--- BEGIN DATASET EXTRACT ---
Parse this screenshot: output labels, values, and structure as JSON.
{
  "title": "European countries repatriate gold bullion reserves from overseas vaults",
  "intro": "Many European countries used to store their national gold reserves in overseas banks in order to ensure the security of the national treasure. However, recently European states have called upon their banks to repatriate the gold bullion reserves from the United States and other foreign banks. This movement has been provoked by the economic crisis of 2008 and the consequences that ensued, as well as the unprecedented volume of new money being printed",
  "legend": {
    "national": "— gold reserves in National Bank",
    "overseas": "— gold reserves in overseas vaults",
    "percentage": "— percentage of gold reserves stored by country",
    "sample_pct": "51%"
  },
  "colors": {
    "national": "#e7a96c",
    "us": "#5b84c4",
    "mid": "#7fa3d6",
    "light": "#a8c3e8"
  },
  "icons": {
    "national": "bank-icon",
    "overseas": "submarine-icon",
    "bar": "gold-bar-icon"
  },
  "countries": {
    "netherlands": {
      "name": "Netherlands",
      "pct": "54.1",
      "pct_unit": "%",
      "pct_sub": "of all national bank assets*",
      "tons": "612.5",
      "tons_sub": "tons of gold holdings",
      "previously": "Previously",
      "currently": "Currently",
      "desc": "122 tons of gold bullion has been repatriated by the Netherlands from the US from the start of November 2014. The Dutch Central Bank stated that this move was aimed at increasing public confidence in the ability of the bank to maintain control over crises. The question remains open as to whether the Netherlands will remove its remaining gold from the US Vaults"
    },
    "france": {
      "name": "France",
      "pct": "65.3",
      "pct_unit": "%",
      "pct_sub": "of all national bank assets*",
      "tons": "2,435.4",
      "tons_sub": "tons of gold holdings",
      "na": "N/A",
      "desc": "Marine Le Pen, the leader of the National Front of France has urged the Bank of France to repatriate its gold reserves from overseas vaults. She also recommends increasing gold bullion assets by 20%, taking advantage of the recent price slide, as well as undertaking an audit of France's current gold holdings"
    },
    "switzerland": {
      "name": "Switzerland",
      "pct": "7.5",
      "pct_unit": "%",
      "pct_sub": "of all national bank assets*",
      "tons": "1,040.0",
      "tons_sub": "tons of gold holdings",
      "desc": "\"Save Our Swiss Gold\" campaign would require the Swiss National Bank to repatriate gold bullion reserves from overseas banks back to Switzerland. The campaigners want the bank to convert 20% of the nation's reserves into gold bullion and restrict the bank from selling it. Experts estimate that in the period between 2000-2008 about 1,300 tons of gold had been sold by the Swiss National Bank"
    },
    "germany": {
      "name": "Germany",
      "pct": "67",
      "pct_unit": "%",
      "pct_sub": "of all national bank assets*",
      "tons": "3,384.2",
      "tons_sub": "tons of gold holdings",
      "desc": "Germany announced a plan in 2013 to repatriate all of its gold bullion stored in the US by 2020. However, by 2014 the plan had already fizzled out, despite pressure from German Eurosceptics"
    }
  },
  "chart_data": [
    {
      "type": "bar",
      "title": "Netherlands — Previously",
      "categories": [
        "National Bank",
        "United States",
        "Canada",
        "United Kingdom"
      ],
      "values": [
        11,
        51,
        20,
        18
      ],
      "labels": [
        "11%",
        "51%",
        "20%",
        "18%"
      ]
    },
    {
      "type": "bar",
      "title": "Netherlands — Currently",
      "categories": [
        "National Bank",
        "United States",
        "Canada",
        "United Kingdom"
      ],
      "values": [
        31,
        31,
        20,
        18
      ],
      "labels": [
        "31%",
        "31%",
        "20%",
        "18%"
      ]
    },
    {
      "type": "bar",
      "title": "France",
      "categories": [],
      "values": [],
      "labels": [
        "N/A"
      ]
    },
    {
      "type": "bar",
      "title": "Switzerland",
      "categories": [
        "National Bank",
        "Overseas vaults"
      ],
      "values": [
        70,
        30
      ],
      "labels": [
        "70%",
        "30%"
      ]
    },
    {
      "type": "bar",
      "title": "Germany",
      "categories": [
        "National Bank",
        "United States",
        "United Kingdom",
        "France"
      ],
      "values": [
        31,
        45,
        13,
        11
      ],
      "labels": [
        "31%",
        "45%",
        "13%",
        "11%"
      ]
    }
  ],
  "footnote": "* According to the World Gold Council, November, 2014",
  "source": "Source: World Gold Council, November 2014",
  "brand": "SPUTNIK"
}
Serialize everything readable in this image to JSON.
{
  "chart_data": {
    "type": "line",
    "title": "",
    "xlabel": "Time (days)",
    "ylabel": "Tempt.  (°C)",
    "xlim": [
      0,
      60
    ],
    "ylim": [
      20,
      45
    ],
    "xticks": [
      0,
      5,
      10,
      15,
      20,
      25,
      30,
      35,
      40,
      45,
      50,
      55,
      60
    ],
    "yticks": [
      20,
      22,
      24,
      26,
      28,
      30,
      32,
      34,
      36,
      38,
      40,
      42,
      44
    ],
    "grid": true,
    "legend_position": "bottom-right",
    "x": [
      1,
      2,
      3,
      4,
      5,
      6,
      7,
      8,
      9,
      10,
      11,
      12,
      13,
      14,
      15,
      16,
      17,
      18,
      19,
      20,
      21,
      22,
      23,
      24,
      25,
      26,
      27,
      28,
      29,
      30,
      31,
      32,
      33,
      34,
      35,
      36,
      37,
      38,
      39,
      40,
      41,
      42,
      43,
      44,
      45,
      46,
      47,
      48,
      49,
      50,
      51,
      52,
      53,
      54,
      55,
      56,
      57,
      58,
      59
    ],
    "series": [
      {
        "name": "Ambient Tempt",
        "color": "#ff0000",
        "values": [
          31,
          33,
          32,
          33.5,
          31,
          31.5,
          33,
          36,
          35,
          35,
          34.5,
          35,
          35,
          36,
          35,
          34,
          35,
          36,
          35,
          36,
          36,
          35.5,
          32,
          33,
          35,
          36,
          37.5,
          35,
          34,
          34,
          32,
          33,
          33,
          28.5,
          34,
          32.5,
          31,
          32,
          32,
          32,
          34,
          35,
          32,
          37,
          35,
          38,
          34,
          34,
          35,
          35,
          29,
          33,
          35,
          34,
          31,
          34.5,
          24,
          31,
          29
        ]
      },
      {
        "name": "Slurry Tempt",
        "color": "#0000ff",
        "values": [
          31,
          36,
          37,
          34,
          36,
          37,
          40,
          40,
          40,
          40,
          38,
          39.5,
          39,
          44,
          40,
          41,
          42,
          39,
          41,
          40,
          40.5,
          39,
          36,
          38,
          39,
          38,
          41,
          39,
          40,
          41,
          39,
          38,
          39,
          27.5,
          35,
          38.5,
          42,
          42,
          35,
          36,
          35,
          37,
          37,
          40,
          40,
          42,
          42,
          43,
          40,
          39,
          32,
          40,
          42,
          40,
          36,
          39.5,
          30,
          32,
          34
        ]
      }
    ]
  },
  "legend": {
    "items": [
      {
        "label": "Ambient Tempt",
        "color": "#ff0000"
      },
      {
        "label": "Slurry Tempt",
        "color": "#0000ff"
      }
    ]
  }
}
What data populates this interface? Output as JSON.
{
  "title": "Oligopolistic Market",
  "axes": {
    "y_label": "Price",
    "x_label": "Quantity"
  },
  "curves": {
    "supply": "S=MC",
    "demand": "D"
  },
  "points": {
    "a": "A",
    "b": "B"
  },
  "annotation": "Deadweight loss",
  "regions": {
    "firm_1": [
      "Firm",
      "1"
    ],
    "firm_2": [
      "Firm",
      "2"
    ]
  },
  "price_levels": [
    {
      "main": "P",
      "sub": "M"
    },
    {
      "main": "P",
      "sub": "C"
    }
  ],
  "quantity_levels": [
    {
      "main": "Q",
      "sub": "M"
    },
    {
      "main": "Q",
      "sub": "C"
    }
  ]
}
--- END DATASET EXTRACT ---
**EXERCISE DESCRIPTION**
Search the lines for "Previously". Copy each line that has it.

**RESULT BELOW**
      "previously": "Previously",
      "title": "Netherlands — Previously",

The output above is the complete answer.